Data in this exercise
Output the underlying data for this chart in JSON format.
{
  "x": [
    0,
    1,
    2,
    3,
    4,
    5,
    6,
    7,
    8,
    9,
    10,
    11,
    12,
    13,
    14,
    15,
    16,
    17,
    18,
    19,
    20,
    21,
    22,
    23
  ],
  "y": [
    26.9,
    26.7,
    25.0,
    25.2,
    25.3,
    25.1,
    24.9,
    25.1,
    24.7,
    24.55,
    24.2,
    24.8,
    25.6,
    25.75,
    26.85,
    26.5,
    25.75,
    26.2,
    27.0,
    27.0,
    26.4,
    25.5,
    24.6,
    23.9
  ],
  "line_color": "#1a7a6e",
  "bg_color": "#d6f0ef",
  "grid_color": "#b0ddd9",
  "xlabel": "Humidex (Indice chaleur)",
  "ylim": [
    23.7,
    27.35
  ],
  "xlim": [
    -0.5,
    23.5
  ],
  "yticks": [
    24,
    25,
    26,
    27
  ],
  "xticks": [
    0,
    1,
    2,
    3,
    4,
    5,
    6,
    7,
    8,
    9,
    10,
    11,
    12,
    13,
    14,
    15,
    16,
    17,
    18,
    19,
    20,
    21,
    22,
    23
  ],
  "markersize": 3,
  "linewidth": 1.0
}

What to work on
All of the data shown above must be copied exactly.

Output of the exercise
Output the underlying data for this chart in JSON format.
{
  "x": [
    0,
    1,
    2,
    3,
    4,
    5,
    6,
    7,
    8,
    9,
    10,
    11,
    12,
    13,
    14,
    15,
    16,
    17,
    18,
    19,
    20,
    21,
    22,
    23
  ],
  "y": [
    26.9,
    26.7,
    25.0,
    25.2,
    25.3,
    25.1,
    24.9,
    25.1,
    24.7,
    24.55,
    24.2,
    24.8,
    25.6,
    25.75,
    26.85,
    26.5,
    25.75,
    26.2,
    27.0,
    27.0,
    26.4,
    25.5,
    24.6,
    23.9
  ],
  "line_color": "#1a7a6e",
  "bg_color": "#d6f0ef",
  "grid_color": "#b0ddd9",
  "xlabel": "Humidex (Indice chaleur)",
  "ylim": [
    23.7,
    27.35
  ],
  "xlim": [
    -0.5,
    23.5
  ],
  "yticks": [
    24,
    25,
    26,
    27
  ],
  "xticks": [
    0,
    1,
    2,
    3,
    4,
    5,
    6,
    7,
    8,
    9,
    10,
    11,
    12,
    13,
    14,
    15,
    16,
    17,
    18,
    19,
    20,
    21,
    22,
    23
  ],
  "markersize": 3,
  "linewidth": 1.0
}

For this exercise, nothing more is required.